All entries below are to be set down again, identical to the source.

(Data for analysis Opens)

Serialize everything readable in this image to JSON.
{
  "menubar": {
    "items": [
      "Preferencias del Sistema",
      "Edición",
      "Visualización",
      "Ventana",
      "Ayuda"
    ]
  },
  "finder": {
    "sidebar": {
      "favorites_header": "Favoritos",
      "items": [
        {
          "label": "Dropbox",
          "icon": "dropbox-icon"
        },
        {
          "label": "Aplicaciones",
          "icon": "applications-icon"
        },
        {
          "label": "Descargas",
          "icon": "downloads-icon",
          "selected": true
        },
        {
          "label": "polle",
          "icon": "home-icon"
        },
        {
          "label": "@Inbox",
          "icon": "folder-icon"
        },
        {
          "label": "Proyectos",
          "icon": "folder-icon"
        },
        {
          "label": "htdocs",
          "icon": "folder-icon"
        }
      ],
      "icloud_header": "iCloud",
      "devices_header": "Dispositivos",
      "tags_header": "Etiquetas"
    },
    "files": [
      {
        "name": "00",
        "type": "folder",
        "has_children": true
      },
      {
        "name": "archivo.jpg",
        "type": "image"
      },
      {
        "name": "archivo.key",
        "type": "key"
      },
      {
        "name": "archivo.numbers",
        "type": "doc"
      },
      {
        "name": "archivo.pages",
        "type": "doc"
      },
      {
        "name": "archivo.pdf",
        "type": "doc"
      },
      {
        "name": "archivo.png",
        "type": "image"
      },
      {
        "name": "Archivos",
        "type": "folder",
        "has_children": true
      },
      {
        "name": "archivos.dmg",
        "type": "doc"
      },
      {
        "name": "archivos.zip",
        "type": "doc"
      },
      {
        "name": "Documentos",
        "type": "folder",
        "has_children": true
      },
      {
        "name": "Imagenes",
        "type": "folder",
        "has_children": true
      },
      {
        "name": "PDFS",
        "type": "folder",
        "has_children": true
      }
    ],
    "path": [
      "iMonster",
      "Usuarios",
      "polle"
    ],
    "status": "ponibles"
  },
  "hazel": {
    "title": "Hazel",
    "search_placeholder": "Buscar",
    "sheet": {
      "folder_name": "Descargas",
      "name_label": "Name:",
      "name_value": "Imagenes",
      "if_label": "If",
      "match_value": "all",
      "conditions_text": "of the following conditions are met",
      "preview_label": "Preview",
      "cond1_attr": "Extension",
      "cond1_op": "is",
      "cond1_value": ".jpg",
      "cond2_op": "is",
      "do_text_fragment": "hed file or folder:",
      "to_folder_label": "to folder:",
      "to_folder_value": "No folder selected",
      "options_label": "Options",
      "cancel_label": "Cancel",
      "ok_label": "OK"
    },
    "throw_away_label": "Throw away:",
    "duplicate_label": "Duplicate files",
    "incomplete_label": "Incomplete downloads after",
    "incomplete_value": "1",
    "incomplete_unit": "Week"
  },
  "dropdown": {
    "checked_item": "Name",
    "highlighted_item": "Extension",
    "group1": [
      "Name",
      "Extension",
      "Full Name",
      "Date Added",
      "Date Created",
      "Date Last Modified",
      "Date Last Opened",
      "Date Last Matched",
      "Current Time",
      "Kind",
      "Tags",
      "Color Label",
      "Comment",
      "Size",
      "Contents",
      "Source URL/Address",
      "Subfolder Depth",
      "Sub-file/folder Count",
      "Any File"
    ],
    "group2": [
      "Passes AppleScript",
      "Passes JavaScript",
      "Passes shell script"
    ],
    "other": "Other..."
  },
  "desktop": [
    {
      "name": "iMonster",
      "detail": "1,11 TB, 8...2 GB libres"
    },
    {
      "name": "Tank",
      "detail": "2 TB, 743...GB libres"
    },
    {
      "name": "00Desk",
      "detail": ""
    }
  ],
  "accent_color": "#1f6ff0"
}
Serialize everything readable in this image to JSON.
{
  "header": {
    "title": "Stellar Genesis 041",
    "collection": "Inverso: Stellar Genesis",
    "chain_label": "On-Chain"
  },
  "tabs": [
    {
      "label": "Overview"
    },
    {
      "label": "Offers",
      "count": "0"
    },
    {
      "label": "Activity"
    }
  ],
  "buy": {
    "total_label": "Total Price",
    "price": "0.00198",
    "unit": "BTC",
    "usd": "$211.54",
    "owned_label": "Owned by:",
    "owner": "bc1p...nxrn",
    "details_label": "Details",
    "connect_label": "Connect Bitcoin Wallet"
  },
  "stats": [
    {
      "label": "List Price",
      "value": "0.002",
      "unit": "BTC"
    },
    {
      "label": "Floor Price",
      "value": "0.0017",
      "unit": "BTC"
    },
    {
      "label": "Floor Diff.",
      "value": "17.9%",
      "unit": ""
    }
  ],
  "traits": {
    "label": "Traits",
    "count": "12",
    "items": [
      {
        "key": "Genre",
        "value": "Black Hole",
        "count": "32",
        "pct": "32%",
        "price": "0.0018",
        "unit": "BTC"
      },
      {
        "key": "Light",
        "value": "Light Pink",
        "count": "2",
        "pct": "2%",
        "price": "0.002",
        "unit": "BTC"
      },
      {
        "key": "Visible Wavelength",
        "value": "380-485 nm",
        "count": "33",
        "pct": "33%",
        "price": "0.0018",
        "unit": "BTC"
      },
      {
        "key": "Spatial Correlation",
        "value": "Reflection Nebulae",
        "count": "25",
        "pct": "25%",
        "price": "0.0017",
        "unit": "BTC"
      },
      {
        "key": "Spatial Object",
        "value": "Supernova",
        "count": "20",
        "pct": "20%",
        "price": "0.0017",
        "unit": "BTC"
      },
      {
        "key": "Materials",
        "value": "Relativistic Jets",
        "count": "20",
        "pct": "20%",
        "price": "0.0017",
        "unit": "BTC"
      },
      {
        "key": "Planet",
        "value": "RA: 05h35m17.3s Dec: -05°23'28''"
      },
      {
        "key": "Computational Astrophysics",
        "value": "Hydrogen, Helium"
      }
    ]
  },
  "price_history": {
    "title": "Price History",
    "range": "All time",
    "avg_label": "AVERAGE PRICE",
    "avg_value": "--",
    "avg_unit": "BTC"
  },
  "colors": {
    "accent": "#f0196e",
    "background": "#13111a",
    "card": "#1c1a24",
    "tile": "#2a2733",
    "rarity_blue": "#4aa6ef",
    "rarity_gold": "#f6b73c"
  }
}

(Data for analysis Closes)

Output of the task:
Serialize everything readable in this image to JSON.
{
  "menubar": {
    "items": [
      "Preferencias del Sistema",
      "Edición",
      "Visualización",
      "Ventana",
      "Ayuda"
    ]
  },
  "finder": {
    "sidebar": {
      "favorites_header": "Favoritos",
      "items": [
        {
          "label": "Dropbox",
          "icon": "dropbox-icon"
        },
        {
          "label": "Aplicaciones",
          "icon": "applications-icon"
        },
        {
          "label": "Descargas",
          "icon": "downloads-icon",
          "selected": true
        },
        {
          "label": "polle",
          "icon": "home-icon"
        },
        {
          "label": "@Inbox",
          "icon": "folder-icon"
        },
        {
          "label": "Proyectos",
          "icon": "folder-icon"
        },
        {
          "label": "htdocs",
          "icon": "folder-icon"
        }
      ],
      "icloud_header": "iCloud",
      "devices_header": "Dispositivos",
      "tags_header": "Etiquetas"
    },
    "files": [
      {
        "name": "00",
        "type": "folder",
        "has_children": true
      },
      {
        "name": "archivo.jpg",
        "type": "image"
      },
      {
        "name": "archivo.key",
        "type": "key"
      },
      {
        "name": "archivo.numbers",
        "type": "doc"
      },
      {
        "name": "archivo.pages",
        "type": "doc"
      },
      {
        "name": "archivo.pdf",
        "type": "doc"
      },
      {
        "name": "archivo.png",
        "type": "image"
      },
      {
        "name": "Archivos",
        "type": "folder",
        "has_children": true
      },
      {
        "name": "archivos.dmg",
        "type": "doc"
      },
      {
        "name": "archivos.zip",
        "type": "doc"
      },
      {
        "name": "Documentos",
        "type": "folder",
        "has_children": true
      },
      {
        "name": "Imagenes",
        "type": "folder",
        "has_children": true
      },
      {
        "name": "PDFS",
        "type": "folder",
        "has_children": true
      }
    ],
    "path": [
      "iMonster",
      "Usuarios",
      "polle"
    ],
    "status": "ponibles"
  },
  "hazel": {
    "title": "Hazel",
    "search_placeholder": "Buscar",
    "sheet": {
      "folder_name": "Descargas",
      "name_label": "Name:",
      "name_value": "Imagenes",
      "if_label": "If",
      "match_value": "all",
      "conditions_text": "of the following conditions are met",
      "preview_label": "Preview",
      "cond1_attr": "Extension",
      "cond1_op": "is",
      "cond1_value": ".jpg",
      "cond2_op": "is",
      "do_text_fragment": "hed file or folder:",
      "to_folder_label": "to folder:",
      "to_folder_value": "No folder selected",
      "options_label": "Options",
      "cancel_label": "Cancel",
      "ok_label": "OK"
    },
    "throw_away_label": "Throw away:",
    "duplicate_label": "Duplicate files",
    "incomplete_label": "Incomplete downloads after",
    "incomplete_value": "1",
    "incomplete_unit": "Week"
  },
  "dropdown": {
    "checked_item": "Name",
    "highlighted_item": "Extension",
    "group1": [
      "Name",
      "Extension",
      "Full Name",
      "Date Added",
      "Date Created",
      "Date Last Modified",
      "Date Last Opened",
      "Date Last Matched",
      "Current Time",
      "Kind",
      "Tags",
      "Color Label",
      "Comment",
      "Size",
      "Contents",
      "Source URL/Address",
      "Subfolder Depth",
      "Sub-file/folder Count",
      "Any File"
    ],
    "group2": [
      "Passes AppleScript",
      "Passes JavaScript",
      "Passes shell script"
    ],
    "other": "Other..."
  },
  "desktop": [
    {
      "name": "iMonster",
      "detail": "1,11 TB, 8...2 GB libres"
    },
    {
      "name": "Tank",
      "detail": "2 TB, 743...GB libres"
    },
    {
      "name": "00Desk",
      "detail": ""
    }
  ],
  "accent_color": "#1f6ff0"
}
Serialize everything readable in this image to JSON.
{
  "header": {
    "title": "Stellar Genesis 041",
    "collection": "Inverso: Stellar Genesis",
    "chain_label": "On-Chain"
  },
  "tabs": [
    {
      "label": "Overview"
    },
    {
      "label": "Offers",
      "count": "0"
    },
    {
      "label": "Activity"
    }
  ],
  "buy": {
    "total_label": "Total Price",
    "price": "0.00198",
    "unit": "BTC",
    "usd": "$211.54",
    "owned_label": "Owned by:",
    "owner": "bc1p...nxrn",
    "details_label": "Details",
    "connect_label": "Connect Bitcoin Wallet"
  },
  "stats": [
    {
      "label": "List Price",
      "value": "0.002",
      "unit": "BTC"
    },
    {
      "label": "Floor Price",
      "value": "0.0017",
      "unit": "BTC"
    },
    {
      "label": "Floor Diff.",
      "value": "17.9%",
      "unit": ""
    }
  ],
  "traits": {
    "label": "Traits",
    "count": "12",
    "items": [
      {
        "key": "Genre",
        "value": "Black Hole",
        "count": "32",
        "pct": "32%",
        "price": "0.0018",
        "unit": "BTC"
      },
      {
        "key": "Light",
        "value": "Light Pink",
        "count": "2",
        "pct": "2%",
        "price": "0.002",
        "unit": "BTC"
      },
      {
        "key": "Visible Wavelength",
        "value": "380-485 nm",
        "count": "33",
        "pct": "33%",
        "price": "0.0018",
        "unit": "BTC"
      },
      {
        "key": "Spatial Correlation",
        "value": "Reflection Nebulae",
        "count": "25",
        "pct": "25%",
        "price": "0.0017",
        "unit": "BTC"
      },
      {
        "key": "Spatial Object",
        "value": "Supernova",
        "count": "20",
        "pct": "20%",
        "price": "0.0017",
        "unit": "BTC"
      },
      {
        "key": "Materials",
        "value": "Relativistic Jets",
        "count": "20",
        "pct": "20%",
        "price": "0.0017",
        "unit": "BTC"
      },
      {
        "key": "Planet",
        "value": "RA: 05h35m17.3s Dec: -05°23'28''"
      },
      {
        "key": "Computational Astrophysics",
        "value": "Hydrogen, Helium"
      }
    ]
  },
  "price_history": {
    "title": "Price History",
    "range": "All time",
    "avg_label": "AVERAGE PRICE",
    "avg_value": "--",
    "avg_unit": "BTC"
  },
  "colors": {
    "accent": "#f0196e",
    "background": "#13111a",
    "card": "#1c1a24",
    "tile": "#2a2733",
    "rarity_blue": "#4aa6ef",
    "rarity_gold": "#f6b73c"
  }
}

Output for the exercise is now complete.